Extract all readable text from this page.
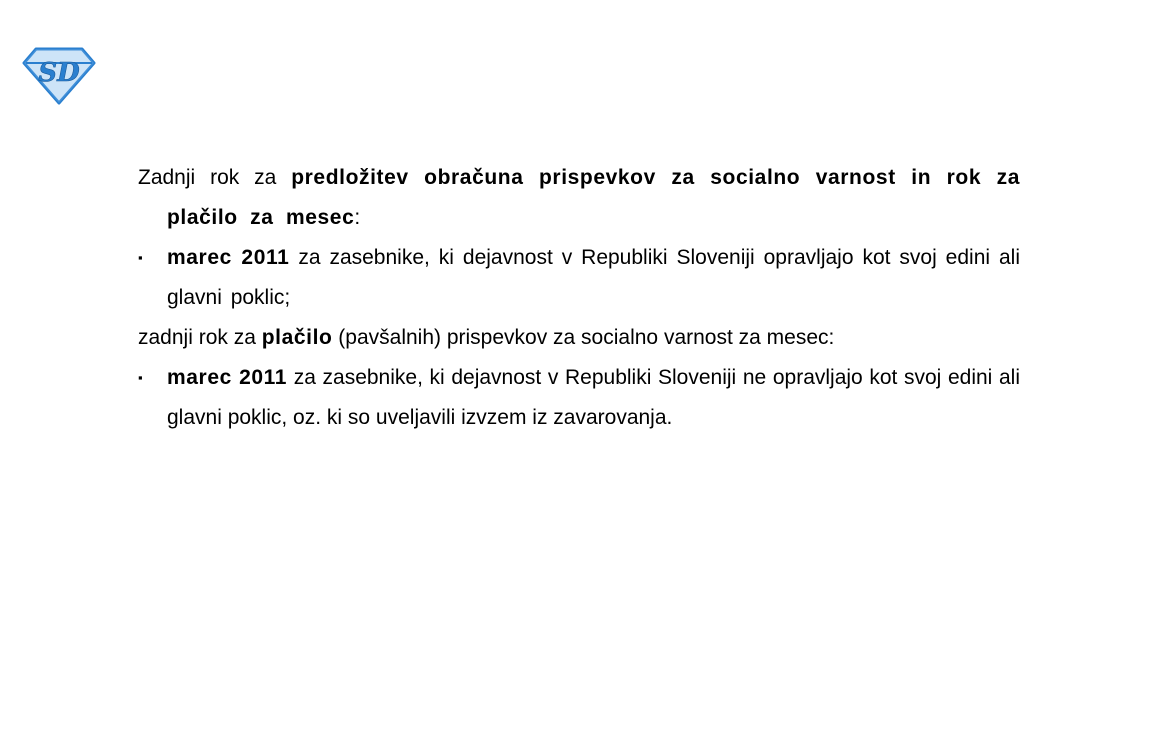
SD

Zadnji rok za predložitev obračuna prispevkov za socialno varnost in rok za plačilo za mesec:

▪ marec 2011 za zasebnike, ki dejavnost v Republiki Sloveniji opravljajo kot svoj edini ali glavni poklic;

zadnji rok za plačilo (pavšalnih) prispevkov za socialno varnost za mesec:

▪ marec 2011 za zasebnike, ki dejavnost v Republiki Sloveniji ne opravljajo kot svoj edini ali glavni poklic, oz. ki so uveljavili izvzem iz zavarovanja.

▶ _YOUR TASK_
The material above must be printed exactly, with its pictures left out.

▶ _SOLUTION FOR THIS EXERCISE_
Extract all readable text from this page.
SD

Zadnji rok za predložitev obračuna prispevkov za socialno varnost in rok za plačilo za mesec:

▪ marec 2011 za zasebnike, ki dejavnost v Republiki Sloveniji opravljajo kot svoj edini ali glavni poklic;

zadnji rok za plačilo (pavšalnih) prispevkov za socialno varnost za mesec:

▪ marec 2011 za zasebnike, ki dejavnost v Republiki Sloveniji ne opravljajo kot svoj edini ali glavni poklic, oz. ki so uveljavili izvzem iz zavarovanja.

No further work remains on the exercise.